Data extracted from a collection:
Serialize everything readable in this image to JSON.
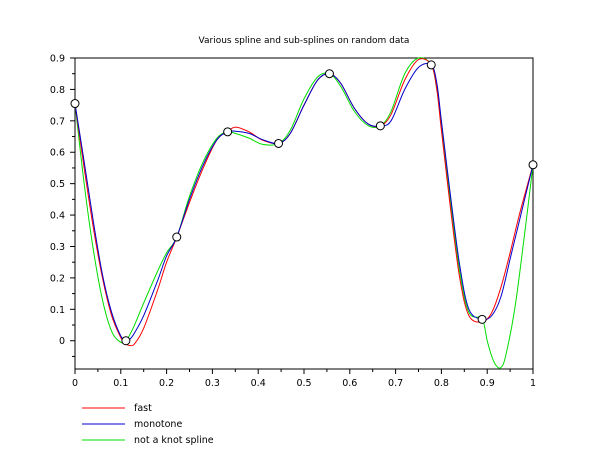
{
  "chart_data": {
    "type": "line",
    "title": "Various spline and sub-splines on random data",
    "xlabel": "",
    "ylabel": "",
    "xlim": [
      0,
      1
    ],
    "ylim": [
      -0.09,
      0.9
    ],
    "x_ticks": [
      "0",
      "0.1",
      "0.2",
      "0.3",
      "0.4",
      "0.5",
      "0.6",
      "0.7",
      "0.8",
      "0.9",
      "1"
    ],
    "y_ticks": [
      "0",
      "0.1",
      "0.2",
      "0.3",
      "0.4",
      "0.5",
      "0.6",
      "0.7",
      "0.8",
      "0.9"
    ],
    "grid": false,
    "legend_position": "bottom-left",
    "data_points": {
      "x": [
        0,
        0.1111,
        0.2222,
        0.3333,
        0.4444,
        0.5556,
        0.6667,
        0.7778,
        0.8889,
        1.0
      ],
      "y": [
        0.755,
        0.0,
        0.33,
        0.665,
        0.628,
        0.85,
        0.684,
        0.878,
        0.068,
        0.56
      ]
    },
    "series": [
      {
        "name": "fast",
        "color": "#ff0000",
        "x": [
          0,
          0.02,
          0.04,
          0.06,
          0.08,
          0.1,
          0.1111,
          0.12,
          0.13,
          0.15,
          0.18,
          0.2,
          0.2222,
          0.25,
          0.28,
          0.31,
          0.3333,
          0.35,
          0.38,
          0.41,
          0.4444,
          0.47,
          0.5,
          0.53,
          0.5556,
          0.58,
          0.61,
          0.64,
          0.6667,
          0.69,
          0.72,
          0.75,
          0.7778,
          0.79,
          0.8,
          0.82,
          0.84,
          0.86,
          0.8889,
          0.91,
          0.93,
          0.95,
          0.97,
          1.0
        ],
        "y": [
          0.755,
          0.55,
          0.36,
          0.2,
          0.08,
          0.01,
          -0.01,
          -0.015,
          -0.01,
          0.04,
          0.16,
          0.25,
          0.33,
          0.44,
          0.55,
          0.64,
          0.665,
          0.68,
          0.665,
          0.638,
          0.628,
          0.66,
          0.75,
          0.83,
          0.85,
          0.82,
          0.74,
          0.69,
          0.684,
          0.72,
          0.83,
          0.895,
          0.878,
          0.8,
          0.67,
          0.42,
          0.2,
          0.08,
          0.06,
          0.09,
          0.17,
          0.28,
          0.4,
          0.56
        ]
      },
      {
        "name": "monotone",
        "color": "#0000cc",
        "x": [
          0,
          0.02,
          0.04,
          0.06,
          0.08,
          0.1,
          0.1111,
          0.12,
          0.13,
          0.15,
          0.18,
          0.2,
          0.2222,
          0.25,
          0.28,
          0.31,
          0.3333,
          0.35,
          0.38,
          0.41,
          0.4444,
          0.47,
          0.5,
          0.53,
          0.5556,
          0.58,
          0.61,
          0.64,
          0.6667,
          0.69,
          0.72,
          0.75,
          0.7778,
          0.79,
          0.8,
          0.82,
          0.84,
          0.86,
          0.8889,
          0.91,
          0.93,
          0.95,
          0.97,
          1.0
        ],
        "y": [
          0.755,
          0.57,
          0.38,
          0.21,
          0.09,
          0.015,
          0.0,
          0.005,
          0.025,
          0.08,
          0.19,
          0.27,
          0.33,
          0.45,
          0.56,
          0.64,
          0.665,
          0.667,
          0.66,
          0.64,
          0.628,
          0.66,
          0.75,
          0.83,
          0.85,
          0.82,
          0.74,
          0.69,
          0.684,
          0.7,
          0.8,
          0.87,
          0.878,
          0.82,
          0.7,
          0.46,
          0.24,
          0.1,
          0.068,
          0.08,
          0.14,
          0.26,
          0.38,
          0.56
        ]
      },
      {
        "name": "not a knot spline",
        "color": "#00dd00",
        "x": [
          0,
          0.02,
          0.04,
          0.06,
          0.08,
          0.1,
          0.1111,
          0.12,
          0.13,
          0.15,
          0.18,
          0.2,
          0.2222,
          0.25,
          0.28,
          0.31,
          0.3333,
          0.35,
          0.38,
          0.41,
          0.4444,
          0.47,
          0.5,
          0.53,
          0.5556,
          0.58,
          0.61,
          0.64,
          0.6667,
          0.69,
          0.72,
          0.75,
          0.7778,
          0.79,
          0.8,
          0.82,
          0.84,
          0.86,
          0.8889,
          0.9,
          0.91,
          0.92,
          0.93,
          0.94,
          0.96,
          0.98,
          1.0
        ],
        "y": [
          0.755,
          0.5,
          0.29,
          0.13,
          0.03,
          -0.005,
          0.0,
          0.02,
          0.05,
          0.12,
          0.22,
          0.28,
          0.33,
          0.46,
          0.57,
          0.645,
          0.665,
          0.66,
          0.645,
          0.625,
          0.628,
          0.67,
          0.77,
          0.84,
          0.85,
          0.81,
          0.73,
          0.685,
          0.684,
          0.73,
          0.85,
          0.9,
          0.878,
          0.8,
          0.68,
          0.44,
          0.22,
          0.09,
          0.068,
          0.0,
          -0.05,
          -0.08,
          -0.085,
          -0.05,
          0.1,
          0.32,
          0.56
        ]
      }
    ]
  }
}
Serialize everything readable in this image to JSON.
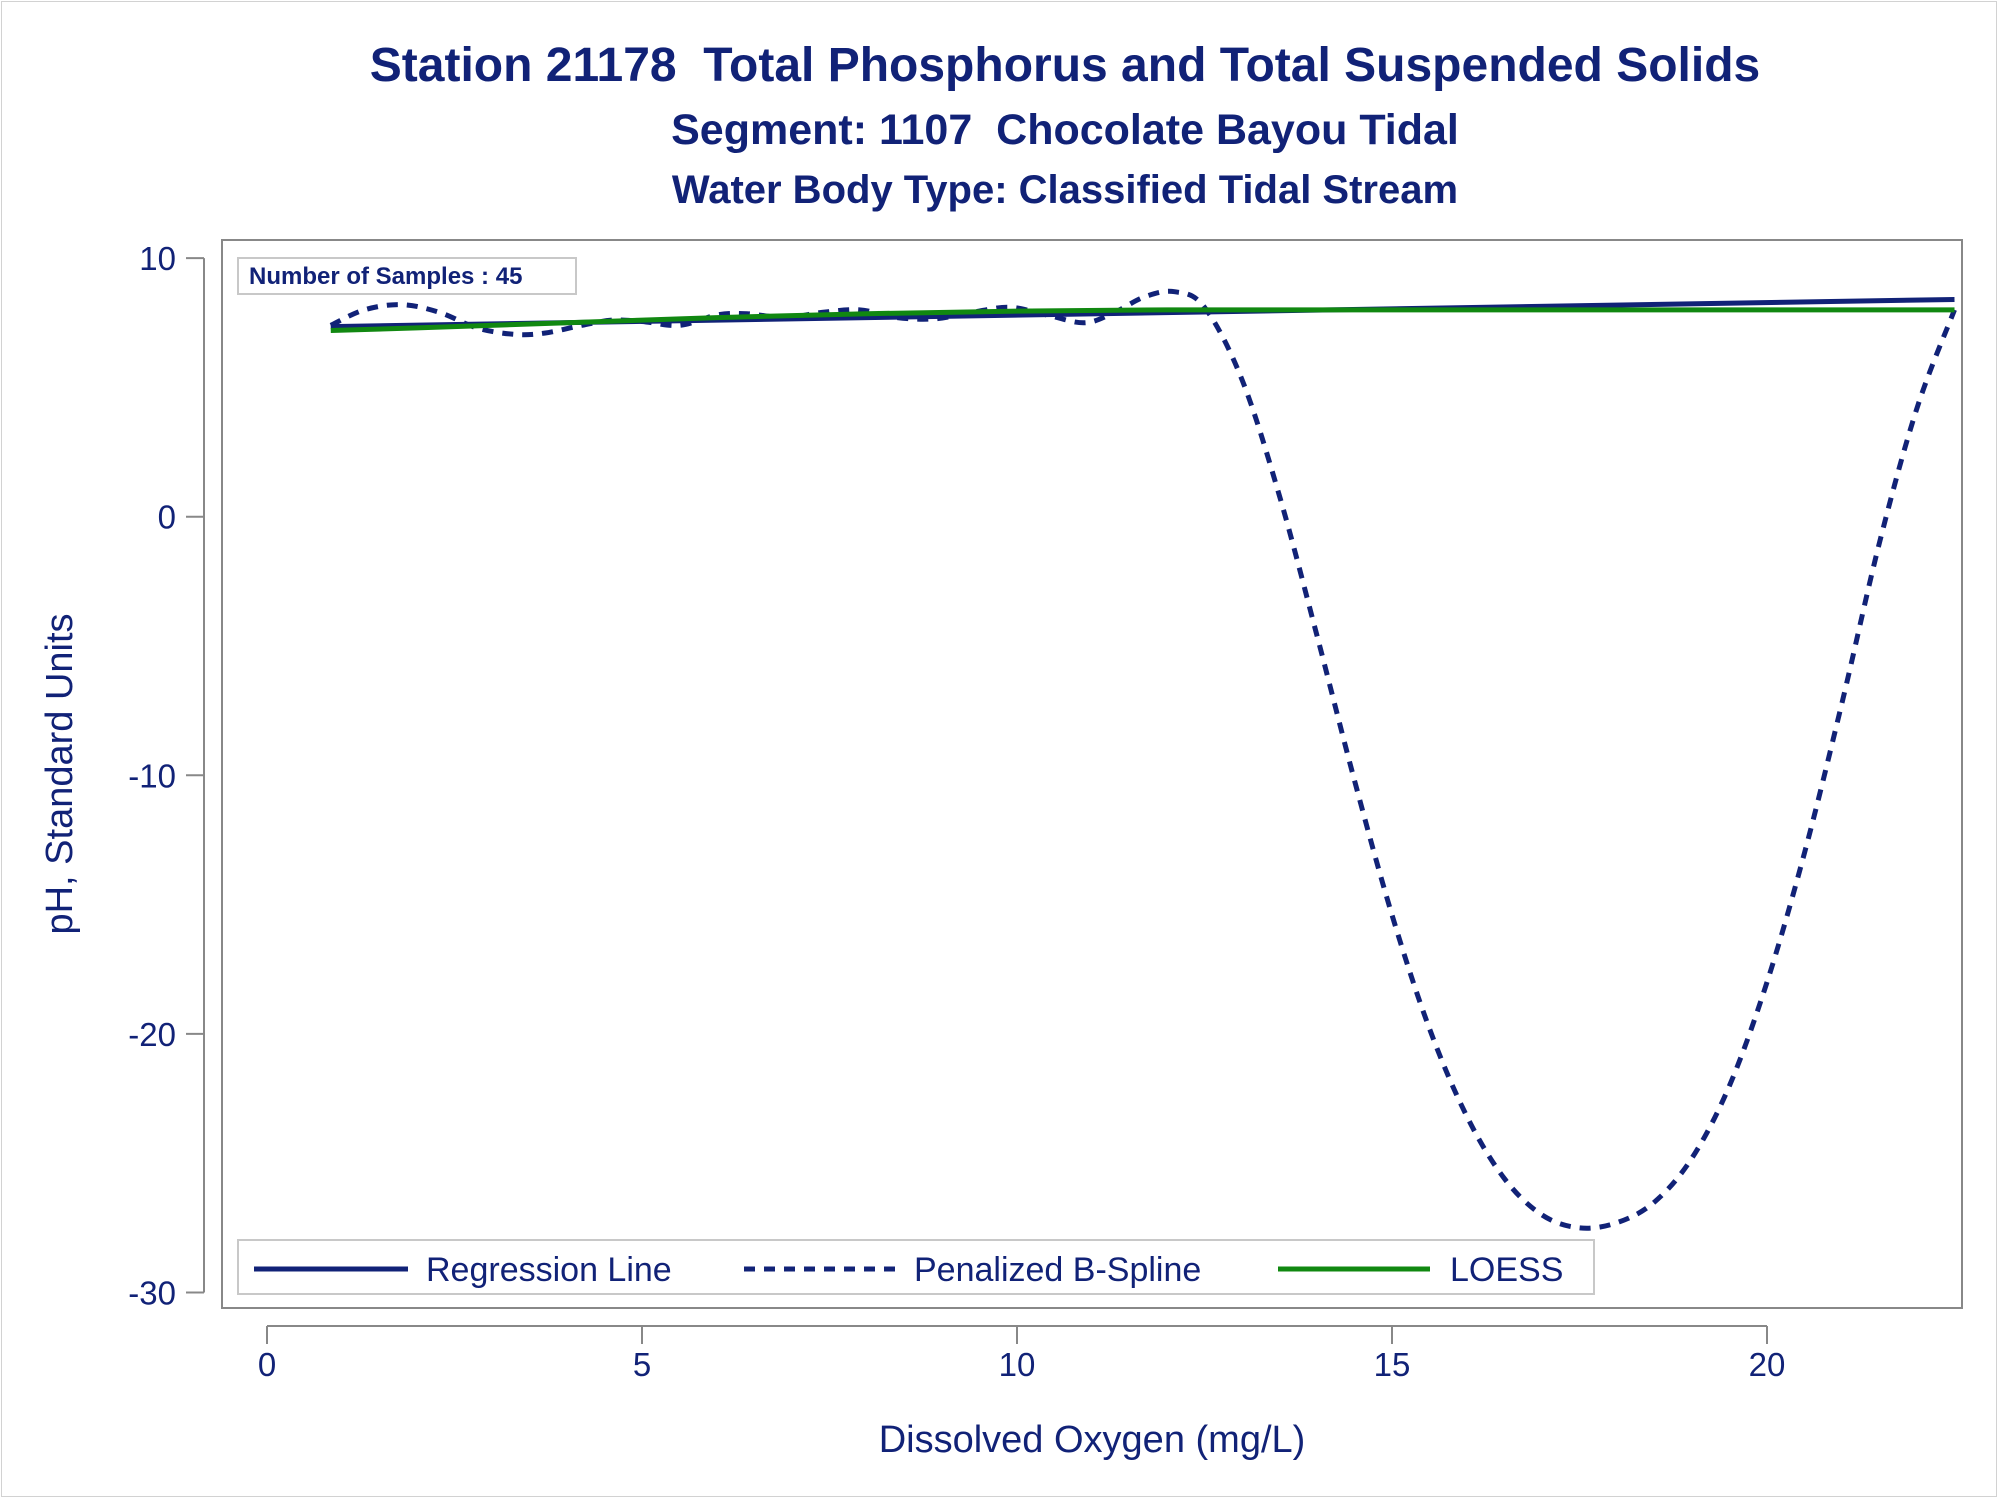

Required work.
Copy out each record shown above without alteration, skipping any picture.

Reply to the task.
Serialize everything readable in this image to JSON.
{
  "chart_data": {
    "type": "line",
    "title": "Various spline and sub-splines on random data",
    "xlabel": "",
    "ylabel": "",
    "xlim": [
      0,
      1
    ],
    "ylim": [
      -0.09,
      0.9
    ],
    "x_ticks": [
      "0",
      "0.1",
      "0.2",
      "0.3",
      "0.4",
      "0.5",
      "0.6",
      "0.7",
      "0.8",
      "0.9",
      "1"
    ],
    "y_ticks": [
      "0",
      "0.1",
      "0.2",
      "0.3",
      "0.4",
      "0.5",
      "0.6",
      "0.7",
      "0.8",
      "0.9"
    ],
    "grid": false,
    "legend_position": "bottom-left",
    "data_points": {
      "x": [
        0,
        0.1111,
        0.2222,
        0.3333,
        0.4444,
        0.5556,
        0.6667,
        0.7778,
        0.8889,
        1.0
      ],
      "y": [
        0.755,
        0.0,
        0.33,
        0.665,
        0.628,
        0.85,
        0.684,
        0.878,
        0.068,
        0.56
      ]
    },
    "series": [
      {
        "name": "fast",
        "color": "#ff0000",
        "x": [
          0,
          0.02,
          0.04,
          0.06,
          0.08,
          0.1,
          0.1111,
          0.12,
          0.13,
          0.15,
          0.18,
          0.2,
          0.2222,
          0.25,
          0.28,
          0.31,
          0.3333,
          0.35,
          0.38,
          0.41,
          0.4444,
          0.47,
          0.5,
          0.53,
          0.5556,
          0.58,
          0.61,
          0.64,
          0.6667,
          0.69,
          0.72,
          0.75,
          0.7778,
          0.79,
          0.8,
          0.82,
          0.84,
          0.86,
          0.8889,
          0.91,
          0.93,
          0.95,
          0.97,
          1.0
        ],
        "y": [
          0.755,
          0.55,
          0.36,
          0.2,
          0.08,
          0.01,
          -0.01,
          -0.015,
          -0.01,
          0.04,
          0.16,
          0.25,
          0.33,
          0.44,
          0.55,
          0.64,
          0.665,
          0.68,
          0.665,
          0.638,
          0.628,
          0.66,
          0.75,
          0.83,
          0.85,
          0.82,
          0.74,
          0.69,
          0.684,
          0.72,
          0.83,
          0.895,
          0.878,
          0.8,
          0.67,
          0.42,
          0.2,
          0.08,
          0.06,
          0.09,
          0.17,
          0.28,
          0.4,
          0.56
        ]
      },
      {
        "name": "monotone",
        "color": "#0000cc",
        "x": [
          0,
          0.02,
          0.04,
          0.06,
          0.08,
          0.1,
          0.1111,
          0.12,
          0.13,
          0.15,
          0.18,
          0.2,
          0.2222,
          0.25,
          0.28,
          0.31,
          0.3333,
          0.35,
          0.38,
          0.41,
          0.4444,
          0.47,
          0.5,
          0.53,
          0.5556,
          0.58,
          0.61,
          0.64,
          0.6667,
          0.69,
          0.72,
          0.75,
          0.7778,
          0.79,
          0.8,
          0.82,
          0.84,
          0.86,
          0.8889,
          0.91,
          0.93,
          0.95,
          0.97,
          1.0
        ],
        "y": [
          0.755,
          0.57,
          0.38,
          0.21,
          0.09,
          0.015,
          0.0,
          0.005,
          0.025,
          0.08,
          0.19,
          0.27,
          0.33,
          0.45,
          0.56,
          0.64,
          0.665,
          0.667,
          0.66,
          0.64,
          0.628,
          0.66,
          0.75,
          0.83,
          0.85,
          0.82,
          0.74,
          0.69,
          0.684,
          0.7,
          0.8,
          0.87,
          0.878,
          0.82,
          0.7,
          0.46,
          0.24,
          0.1,
          0.068,
          0.08,
          0.14,
          0.26,
          0.38,
          0.56
        ]
      },
      {
        "name": "not a knot spline",
        "color": "#00dd00",
        "x": [
          0,
          0.02,
          0.04,
          0.06,
          0.08,
          0.1,
          0.1111,
          0.12,
          0.13,
          0.15,
          0.18,
          0.2,
          0.2222,
          0.25,
          0.28,
          0.31,
          0.3333,
          0.35,
          0.38,
          0.41,
          0.4444,
          0.47,
          0.5,
          0.53,
          0.5556,
          0.58,
          0.61,
          0.64,
          0.6667,
          0.69,
          0.72,
          0.75,
          0.7778,
          0.79,
          0.8,
          0.82,
          0.84,
          0.86,
          0.8889,
          0.9,
          0.91,
          0.92,
          0.93,
          0.94,
          0.96,
          0.98,
          1.0
        ],
        "y": [
          0.755,
          0.5,
          0.29,
          0.13,
          0.03,
          -0.005,
          0.0,
          0.02,
          0.05,
          0.12,
          0.22,
          0.28,
          0.33,
          0.46,
          0.57,
          0.645,
          0.665,
          0.66,
          0.645,
          0.625,
          0.628,
          0.67,
          0.77,
          0.84,
          0.85,
          0.81,
          0.73,
          0.685,
          0.684,
          0.73,
          0.85,
          0.9,
          0.878,
          0.8,
          0.68,
          0.44,
          0.22,
          0.09,
          0.068,
          0.0,
          -0.05,
          -0.08,
          -0.085,
          -0.05,
          0.1,
          0.32,
          0.56
        ]
      }
    ]
  }
}
Serialize everything readable in this image to JSON.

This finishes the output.